Num recente discurso a um encontro promovido pela Congregação do Clero em 7 de Outubro, o Papa Francisco, depois de assinalar que tanto a formação inicial como a formação permanente do clero são deveras importantes, dizia aos bispos: «Tende muito a peito a formação sacerdotal: a Igreja tem necessidade de sacerdotes capazes de anunciar o Evangelho com entusiasmo e sabedoria, de acender a esperança onde as cinzas cobriram os braços da vida, e de gerar fé nos desertos da história».

[Enunciado]
No texto apresentado, a citação do Papa Francisco diz de que coisas devem ser capazes os sacerdotes de que a Igreja precisa. Enumere-as.

[Registos de dados]
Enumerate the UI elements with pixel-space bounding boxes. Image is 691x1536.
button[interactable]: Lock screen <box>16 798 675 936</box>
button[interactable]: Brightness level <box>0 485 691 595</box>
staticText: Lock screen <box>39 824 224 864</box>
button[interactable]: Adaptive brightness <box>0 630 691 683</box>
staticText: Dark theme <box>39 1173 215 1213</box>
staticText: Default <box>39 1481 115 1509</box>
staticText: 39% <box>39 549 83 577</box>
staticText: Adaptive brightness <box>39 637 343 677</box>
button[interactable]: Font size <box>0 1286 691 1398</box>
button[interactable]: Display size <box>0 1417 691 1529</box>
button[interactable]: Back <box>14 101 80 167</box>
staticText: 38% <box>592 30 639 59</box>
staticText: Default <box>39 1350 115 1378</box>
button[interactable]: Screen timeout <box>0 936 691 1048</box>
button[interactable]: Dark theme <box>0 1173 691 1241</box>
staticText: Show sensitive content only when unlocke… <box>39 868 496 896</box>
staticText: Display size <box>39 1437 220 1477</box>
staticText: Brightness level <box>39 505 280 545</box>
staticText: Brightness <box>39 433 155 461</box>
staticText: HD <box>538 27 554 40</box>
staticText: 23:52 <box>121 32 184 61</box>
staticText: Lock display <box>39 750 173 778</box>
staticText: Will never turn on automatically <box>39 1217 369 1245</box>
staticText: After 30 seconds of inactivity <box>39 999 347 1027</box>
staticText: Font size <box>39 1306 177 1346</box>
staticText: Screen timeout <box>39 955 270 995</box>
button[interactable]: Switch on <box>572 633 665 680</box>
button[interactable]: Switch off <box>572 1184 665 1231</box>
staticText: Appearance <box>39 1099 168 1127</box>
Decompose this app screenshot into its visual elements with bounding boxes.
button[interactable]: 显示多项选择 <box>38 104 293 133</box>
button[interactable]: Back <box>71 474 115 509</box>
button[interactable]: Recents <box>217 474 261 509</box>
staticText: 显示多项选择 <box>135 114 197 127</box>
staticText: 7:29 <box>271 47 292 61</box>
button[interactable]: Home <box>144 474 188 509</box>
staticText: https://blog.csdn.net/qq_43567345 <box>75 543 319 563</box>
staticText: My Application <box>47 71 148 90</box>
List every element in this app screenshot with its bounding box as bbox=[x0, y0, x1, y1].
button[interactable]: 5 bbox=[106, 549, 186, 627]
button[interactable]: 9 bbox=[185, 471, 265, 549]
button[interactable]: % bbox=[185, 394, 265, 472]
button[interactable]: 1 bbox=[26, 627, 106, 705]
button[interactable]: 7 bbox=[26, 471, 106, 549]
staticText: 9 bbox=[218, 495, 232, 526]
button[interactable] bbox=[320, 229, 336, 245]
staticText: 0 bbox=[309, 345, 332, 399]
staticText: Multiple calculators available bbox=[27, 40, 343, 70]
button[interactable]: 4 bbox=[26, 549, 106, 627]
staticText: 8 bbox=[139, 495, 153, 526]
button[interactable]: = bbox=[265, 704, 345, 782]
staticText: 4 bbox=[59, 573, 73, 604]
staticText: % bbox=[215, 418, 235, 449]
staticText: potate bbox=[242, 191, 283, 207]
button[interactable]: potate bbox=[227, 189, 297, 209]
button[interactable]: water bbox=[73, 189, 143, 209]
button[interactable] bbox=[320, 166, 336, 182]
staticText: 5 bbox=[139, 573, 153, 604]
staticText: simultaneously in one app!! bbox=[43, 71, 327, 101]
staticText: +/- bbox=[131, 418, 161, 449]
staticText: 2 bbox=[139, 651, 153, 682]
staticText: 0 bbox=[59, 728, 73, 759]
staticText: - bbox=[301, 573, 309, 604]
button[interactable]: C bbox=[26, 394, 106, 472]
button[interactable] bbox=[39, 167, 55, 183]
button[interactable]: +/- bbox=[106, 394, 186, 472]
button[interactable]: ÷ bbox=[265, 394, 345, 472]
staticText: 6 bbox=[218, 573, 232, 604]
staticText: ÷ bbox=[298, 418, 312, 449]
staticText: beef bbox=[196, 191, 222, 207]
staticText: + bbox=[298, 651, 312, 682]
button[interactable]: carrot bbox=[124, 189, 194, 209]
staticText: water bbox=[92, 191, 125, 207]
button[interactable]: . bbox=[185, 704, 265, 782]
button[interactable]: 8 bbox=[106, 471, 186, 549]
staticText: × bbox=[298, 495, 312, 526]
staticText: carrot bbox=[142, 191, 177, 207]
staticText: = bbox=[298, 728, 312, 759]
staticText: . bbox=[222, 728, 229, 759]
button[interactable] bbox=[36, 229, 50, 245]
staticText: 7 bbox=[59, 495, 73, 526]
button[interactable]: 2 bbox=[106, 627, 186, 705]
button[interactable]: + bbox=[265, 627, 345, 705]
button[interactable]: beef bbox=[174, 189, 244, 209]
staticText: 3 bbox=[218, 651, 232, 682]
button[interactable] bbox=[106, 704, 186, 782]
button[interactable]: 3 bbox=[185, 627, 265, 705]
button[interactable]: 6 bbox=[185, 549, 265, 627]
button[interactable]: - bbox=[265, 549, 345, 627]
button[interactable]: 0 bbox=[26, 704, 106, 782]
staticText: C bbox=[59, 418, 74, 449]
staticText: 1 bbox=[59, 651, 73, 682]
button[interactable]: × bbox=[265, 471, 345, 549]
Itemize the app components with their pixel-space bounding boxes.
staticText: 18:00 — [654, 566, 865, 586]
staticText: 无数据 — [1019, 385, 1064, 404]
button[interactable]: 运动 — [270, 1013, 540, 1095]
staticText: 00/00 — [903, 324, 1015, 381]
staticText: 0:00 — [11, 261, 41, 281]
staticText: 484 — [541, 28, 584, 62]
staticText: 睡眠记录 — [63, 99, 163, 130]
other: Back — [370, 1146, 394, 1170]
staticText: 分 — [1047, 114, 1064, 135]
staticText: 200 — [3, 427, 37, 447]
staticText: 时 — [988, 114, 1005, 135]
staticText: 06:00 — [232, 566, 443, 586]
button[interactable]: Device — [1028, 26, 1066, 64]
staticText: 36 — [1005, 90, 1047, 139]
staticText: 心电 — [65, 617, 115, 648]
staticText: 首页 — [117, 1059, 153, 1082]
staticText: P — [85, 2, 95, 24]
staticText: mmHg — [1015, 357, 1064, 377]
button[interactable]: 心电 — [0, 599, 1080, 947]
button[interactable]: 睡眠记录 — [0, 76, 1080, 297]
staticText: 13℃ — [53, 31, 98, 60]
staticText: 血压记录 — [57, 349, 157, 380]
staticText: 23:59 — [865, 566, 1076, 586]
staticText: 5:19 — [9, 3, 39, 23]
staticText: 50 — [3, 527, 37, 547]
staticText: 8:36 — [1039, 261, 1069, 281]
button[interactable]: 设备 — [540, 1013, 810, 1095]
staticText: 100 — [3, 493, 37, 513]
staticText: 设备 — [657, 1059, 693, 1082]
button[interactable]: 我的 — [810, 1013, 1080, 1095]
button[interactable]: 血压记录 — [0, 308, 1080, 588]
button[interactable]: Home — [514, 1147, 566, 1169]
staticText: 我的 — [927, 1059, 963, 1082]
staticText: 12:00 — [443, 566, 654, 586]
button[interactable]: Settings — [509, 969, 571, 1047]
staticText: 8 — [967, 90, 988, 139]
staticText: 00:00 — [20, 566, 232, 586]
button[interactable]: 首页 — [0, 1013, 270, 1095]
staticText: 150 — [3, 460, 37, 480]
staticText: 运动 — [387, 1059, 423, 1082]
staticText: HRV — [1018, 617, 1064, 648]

[Solução]
- Anunciar o Evangelho com entusiasmo e sabedoria
- Acender a esperança onde as cinzas cobriram os braços da vida
- Gerar fé nos desertos da história